WHAT IS EXPECTED:
Write out the data below in full, unchanged, minus the images.

[Lines of data]
· · ·
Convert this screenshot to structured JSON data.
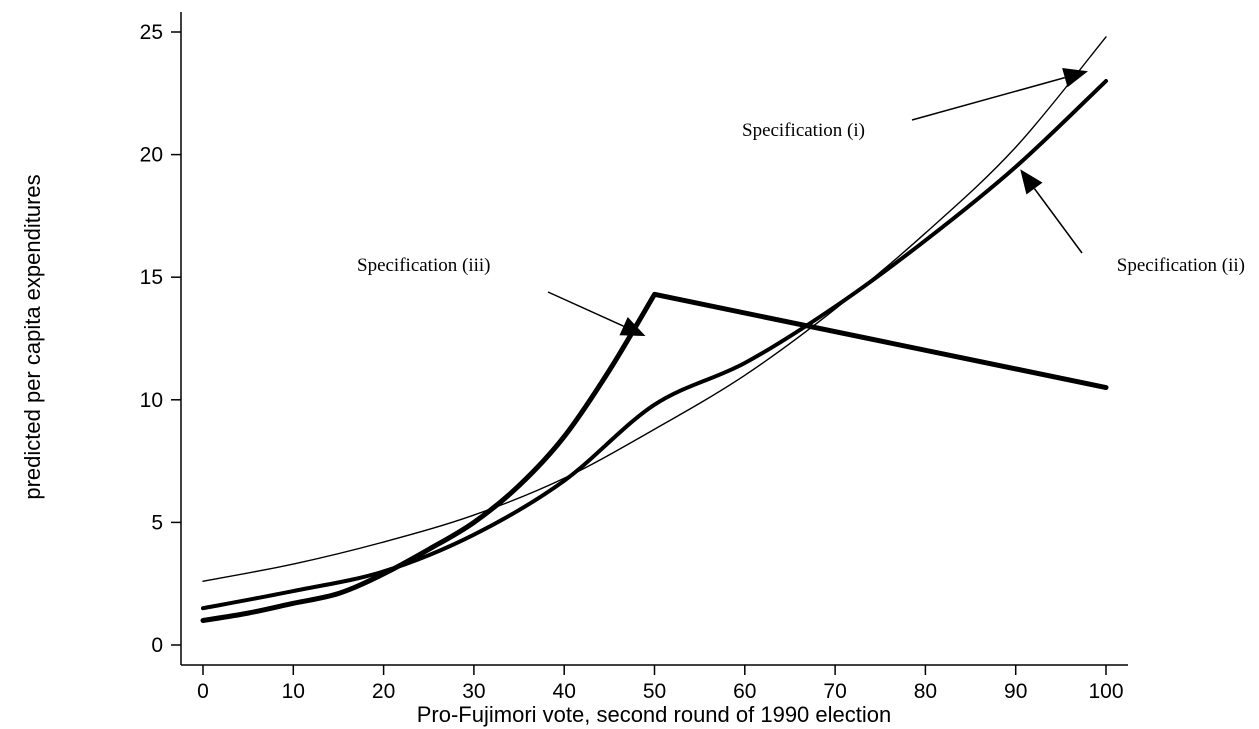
{
  "chart_data": {
    "type": "line",
    "title": "",
    "xlabel": "Pro-Fujimori vote, second round of 1990 election",
    "ylabel": "predicted per capita expenditures",
    "xlim": [
      0,
      100
    ],
    "ylim": [
      0,
      25
    ],
    "x_ticks": [
      "0",
      "10",
      "20",
      "30",
      "40",
      "50",
      "60",
      "70",
      "80",
      "90",
      "100"
    ],
    "y_ticks": [
      "0",
      "5",
      "10",
      "15",
      "20",
      "25"
    ],
    "grid": false,
    "legend": "none",
    "series": [
      {
        "name": "Specification (i)",
        "x": [
          0,
          10,
          20,
          30,
          40,
          50,
          60,
          70,
          80,
          90,
          100
        ],
        "y": [
          2.6,
          3.3,
          4.2,
          5.3,
          6.8,
          8.8,
          11.0,
          13.7,
          16.8,
          20.3,
          24.8
        ]
      },
      {
        "name": "Specification (ii)",
        "x": [
          0,
          10,
          20,
          30,
          40,
          50,
          60,
          70,
          80,
          90,
          100
        ],
        "y": [
          1.5,
          2.2,
          3.0,
          4.5,
          6.7,
          9.8,
          11.5,
          13.8,
          16.5,
          19.5,
          23.0
        ]
      },
      {
        "name": "Specification (iii)",
        "x": [
          0,
          5,
          10,
          15,
          20,
          25,
          30,
          35,
          40,
          45,
          50,
          55,
          60,
          65,
          70,
          75,
          80,
          85,
          90,
          95,
          100
        ],
        "y": [
          1.0,
          1.3,
          1.7,
          2.1,
          2.9,
          3.9,
          5.0,
          6.5,
          8.5,
          11.2,
          14.3,
          13.9,
          13.5,
          13.1,
          12.7,
          12.3,
          12.0,
          11.6,
          11.2,
          10.9,
          10.5
        ]
      }
    ],
    "annotations": [
      {
        "text": "Specification (i)",
        "series": 0,
        "point_x": 98,
        "point_y": 23.4
      },
      {
        "text": "Specification (ii)",
        "series": 1,
        "point_x": 90.5,
        "point_y": 19.4
      },
      {
        "text": "Specification (iii)",
        "series": 2,
        "point_x": 49,
        "point_y": 12.6
      }
    ],
    "styles": {
      "line_color": "#000000"
    }
  }
}
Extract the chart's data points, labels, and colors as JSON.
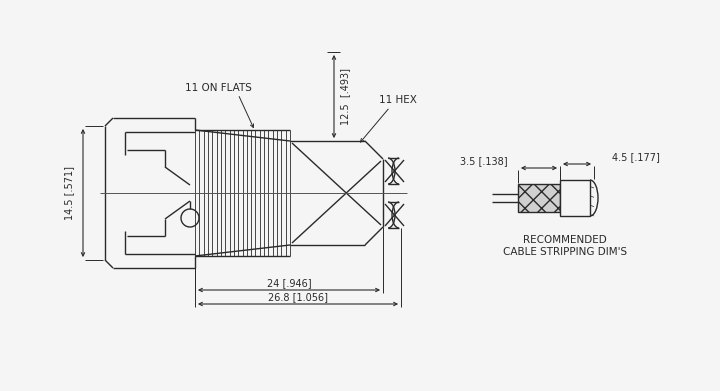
{
  "bg_color": "#f5f5f5",
  "line_color": "#2a2a2a",
  "labels": {
    "on_flats": "11 ON FLATS",
    "hex": "11 HEX",
    "dim_12_5": "12.5  [.493]",
    "dim_14_5": "14.5 [.571]",
    "dim_24": "24 [.946]",
    "dim_26_8": "26.8 [1.056]",
    "dim_3_5": "3.5 [.138]",
    "dim_4_5": "4.5 [.177]",
    "rec_line1": "RECOMMENDED",
    "rec_line2": "CABLE STRIPPING DIM'S"
  }
}
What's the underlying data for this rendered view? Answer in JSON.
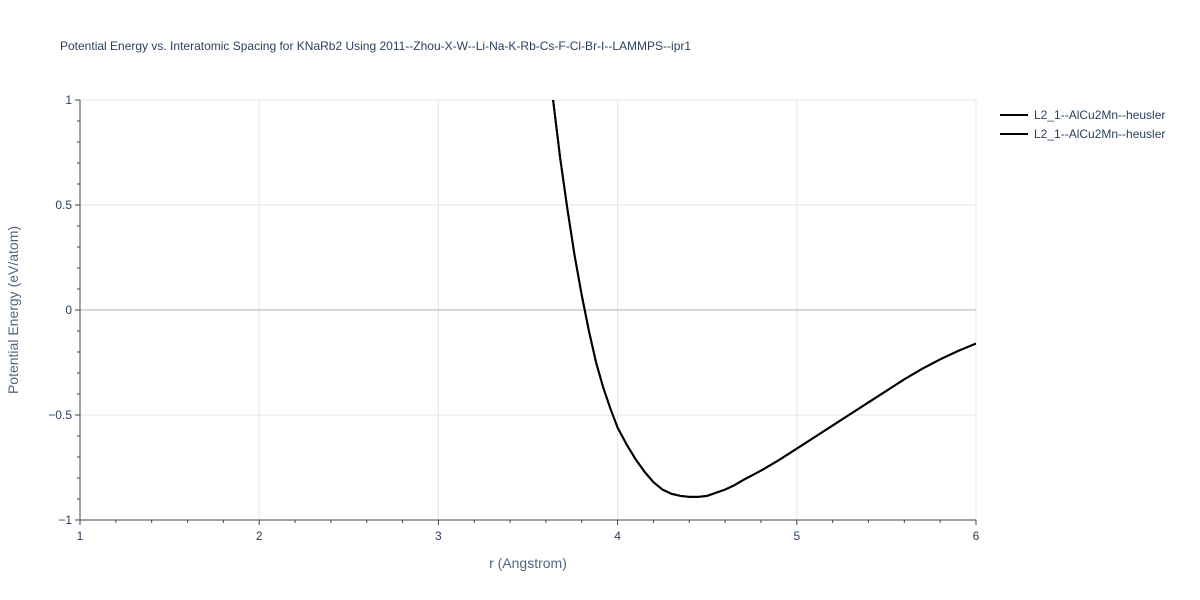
{
  "chart_data": {
    "type": "line",
    "title": "Potential Energy vs. Interatomic Spacing for KNaRb2 Using 2011--Zhou-X-W--Li-Na-K-Rb-Cs-F-Cl-Br-I--LAMMPS--ipr1",
    "xlabel": "r (Angstrom)",
    "ylabel": "Potential Energy (eV/atom)",
    "xlim": [
      1,
      6
    ],
    "ylim": [
      -1,
      1
    ],
    "x_ticks": [
      1,
      2,
      3,
      4,
      5,
      6
    ],
    "y_ticks": [
      -1,
      -0.5,
      0,
      0.5,
      1
    ],
    "x_tick_labels": [
      "1",
      "2",
      "3",
      "4",
      "5",
      "6"
    ],
    "y_tick_labels": [
      "−1",
      "−0.5",
      "0",
      "0.5",
      "1"
    ],
    "grid": true,
    "legend_position": "top-right",
    "series": [
      {
        "name": "L2_1--AlCu2Mn--heusler",
        "color": "#000000",
        "x": [
          3.64,
          3.68,
          3.72,
          3.76,
          3.8,
          3.84,
          3.88,
          3.92,
          3.96,
          4.0,
          4.05,
          4.1,
          4.15,
          4.2,
          4.25,
          4.3,
          4.35,
          4.4,
          4.45,
          4.5,
          4.55,
          4.6,
          4.65,
          4.7,
          4.8,
          4.9,
          5.0,
          5.1,
          5.2,
          5.3,
          5.4,
          5.5,
          5.6,
          5.7,
          5.8,
          5.9,
          6.0
        ],
        "y": [
          1.0,
          0.72,
          0.48,
          0.26,
          0.07,
          -0.1,
          -0.25,
          -0.37,
          -0.47,
          -0.56,
          -0.64,
          -0.71,
          -0.77,
          -0.82,
          -0.855,
          -0.875,
          -0.885,
          -0.89,
          -0.89,
          -0.885,
          -0.87,
          -0.855,
          -0.835,
          -0.81,
          -0.765,
          -0.715,
          -0.66,
          -0.605,
          -0.55,
          -0.495,
          -0.44,
          -0.385,
          -0.33,
          -0.28,
          -0.235,
          -0.195,
          -0.16
        ]
      },
      {
        "name": "L2_1--AlCu2Mn--heusler",
        "color": "#000000",
        "x": [
          3.64,
          3.68,
          3.72,
          3.76,
          3.8,
          3.84,
          3.88,
          3.92,
          3.96,
          4.0,
          4.05,
          4.1,
          4.15,
          4.2,
          4.25,
          4.3,
          4.35,
          4.4,
          4.45,
          4.5,
          4.55,
          4.6,
          4.65,
          4.7,
          4.8,
          4.9,
          5.0,
          5.1,
          5.2,
          5.3,
          5.4,
          5.5,
          5.6,
          5.7,
          5.8,
          5.9,
          6.0
        ],
        "y": [
          1.0,
          0.72,
          0.48,
          0.26,
          0.07,
          -0.1,
          -0.25,
          -0.37,
          -0.47,
          -0.56,
          -0.64,
          -0.71,
          -0.77,
          -0.82,
          -0.855,
          -0.875,
          -0.885,
          -0.89,
          -0.89,
          -0.885,
          -0.87,
          -0.855,
          -0.835,
          -0.81,
          -0.765,
          -0.715,
          -0.66,
          -0.605,
          -0.55,
          -0.495,
          -0.44,
          -0.385,
          -0.33,
          -0.28,
          -0.235,
          -0.195,
          -0.16
        ]
      }
    ]
  }
}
· · ·
OUTPUT:
Convert this screenshot to structured JSON data.
{
  "chart_data": {
    "type": "line",
    "title": "",
    "xlabel": "Pro-Fujimori vote, second round of 1990 election",
    "ylabel": "predicted per capita expenditures",
    "xlim": [
      0,
      100
    ],
    "ylim": [
      0,
      25
    ],
    "x_ticks": [
      "0",
      "10",
      "20",
      "30",
      "40",
      "50",
      "60",
      "70",
      "80",
      "90",
      "100"
    ],
    "y_ticks": [
      "0",
      "5",
      "10",
      "15",
      "20",
      "25"
    ],
    "grid": false,
    "legend": "none",
    "series": [
      {
        "name": "Specification (i)",
        "x": [
          0,
          10,
          20,
          30,
          40,
          50,
          60,
          70,
          80,
          90,
          100
        ],
        "y": [
          2.6,
          3.3,
          4.2,
          5.3,
          6.8,
          8.8,
          11.0,
          13.7,
          16.8,
          20.3,
          24.8
        ]
      },
      {
        "name": "Specification (ii)",
        "x": [
          0,
          10,
          20,
          30,
          40,
          50,
          60,
          70,
          80,
          90,
          100
        ],
        "y": [
          1.5,
          2.2,
          3.0,
          4.5,
          6.7,
          9.8,
          11.5,
          13.8,
          16.5,
          19.5,
          23.0
        ]
      },
      {
        "name": "Specification (iii)",
        "x": [
          0,
          5,
          10,
          15,
          20,
          25,
          30,
          35,
          40,
          45,
          50,
          55,
          60,
          65,
          70,
          75,
          80,
          85,
          90,
          95,
          100
        ],
        "y": [
          1.0,
          1.3,
          1.7,
          2.1,
          2.9,
          3.9,
          5.0,
          6.5,
          8.5,
          11.2,
          14.3,
          13.9,
          13.5,
          13.1,
          12.7,
          12.3,
          12.0,
          11.6,
          11.2,
          10.9,
          10.5
        ]
      }
    ],
    "annotations": [
      {
        "text": "Specification (i)",
        "series": 0,
        "point_x": 98,
        "point_y": 23.4
      },
      {
        "text": "Specification (ii)",
        "series": 1,
        "point_x": 90.5,
        "point_y": 19.4
      },
      {
        "text": "Specification (iii)",
        "series": 2,
        "point_x": 49,
        "point_y": 12.6
      }
    ],
    "styles": {
      "line_color": "#000000"
    }
  }
}
Extract the chart's data points, labels, and colors as JSON.
{
  "bg_color": "#f5f5f5",
  "line_color": "#2a2a2a",
  "labels": {
    "on_flats": "11 ON FLATS",
    "hex": "11 HEX",
    "dim_12_5": "12.5  [.493]",
    "dim_14_5": "14.5 [.571]",
    "dim_24": "24 [.946]",
    "dim_26_8": "26.8 [1.056]",
    "dim_3_5": "3.5 [.138]",
    "dim_4_5": "4.5 [.177]",
    "rec_line1": "RECOMMENDED",
    "rec_line2": "CABLE STRIPPING DIM'S"
  }
}
What's the underlying data for this rendered view? Answer in JSON.
{
  "chart_data": {
    "type": "line",
    "title": "Potential Energy vs. Interatomic Spacing for KNaRb2 Using 2011--Zhou-X-W--Li-Na-K-Rb-Cs-F-Cl-Br-I--LAMMPS--ipr1",
    "xlabel": "r (Angstrom)",
    "ylabel": "Potential Energy (eV/atom)",
    "xlim": [
      1,
      6
    ],
    "ylim": [
      -1,
      1
    ],
    "x_ticks": [
      1,
      2,
      3,
      4,
      5,
      6
    ],
    "y_ticks": [
      -1,
      -0.5,
      0,
      0.5,
      1
    ],
    "x_tick_labels": [
      "1",
      "2",
      "3",
      "4",
      "5",
      "6"
    ],
    "y_tick_labels": [
      "−1",
      "−0.5",
      "0",
      "0.5",
      "1"
    ],
    "grid": true,
    "legend_position": "top-right",
    "series": [
      {
        "name": "L2_1--AlCu2Mn--heusler",
        "color": "#000000",
        "x": [
          3.64,
          3.68,
          3.72,
          3.76,
          3.8,
          3.84,
          3.88,
          3.92,
          3.96,
          4.0,
          4.05,
          4.1,
          4.15,
          4.2,
          4.25,
          4.3,
          4.35,
          4.4,
          4.45,
          4.5,
          4.55,
          4.6,
          4.65,
          4.7,
          4.8,
          4.9,
          5.0,
          5.1,
          5.2,
          5.3,
          5.4,
          5.5,
          5.6,
          5.7,
          5.8,
          5.9,
          6.0
        ],
        "y": [
          1.0,
          0.72,
          0.48,
          0.26,
          0.07,
          -0.1,
          -0.25,
          -0.37,
          -0.47,
          -0.56,
          -0.64,
          -0.71,
          -0.77,
          -0.82,
          -0.855,
          -0.875,
          -0.885,
          -0.89,
          -0.89,
          -0.885,
          -0.87,
          -0.855,
          -0.835,
          -0.81,
          -0.765,
          -0.715,
          -0.66,
          -0.605,
          -0.55,
          -0.495,
          -0.44,
          -0.385,
          -0.33,
          -0.28,
          -0.235,
          -0.195,
          -0.16
        ]
      },
      {
        "name": "L2_1--AlCu2Mn--heusler",
        "color": "#000000",
        "x": [
          3.64,
          3.68,
          3.72,
          3.76,
          3.8,
          3.84,
          3.88,
          3.92,
          3.96,
          4.0,
          4.05,
          4.1,
          4.15,
          4.2,
          4.25,
          4.3,
          4.35,
          4.4,
          4.45,
          4.5,
          4.55,
          4.6,
          4.65,
          4.7,
          4.8,
          4.9,
          5.0,
          5.1,
          5.2,
          5.3,
          5.4,
          5.5,
          5.6,
          5.7,
          5.8,
          5.9,
          6.0
        ],
        "y": [
          1.0,
          0.72,
          0.48,
          0.26,
          0.07,
          -0.1,
          -0.25,
          -0.37,
          -0.47,
          -0.56,
          -0.64,
          -0.71,
          -0.77,
          -0.82,
          -0.855,
          -0.875,
          -0.885,
          -0.89,
          -0.89,
          -0.885,
          -0.87,
          -0.855,
          -0.835,
          -0.81,
          -0.765,
          -0.715,
          -0.66,
          -0.605,
          -0.55,
          -0.495,
          -0.44,
          -0.385,
          -0.33,
          -0.28,
          -0.235,
          -0.195,
          -0.16
        ]
      }
    ]
  }
}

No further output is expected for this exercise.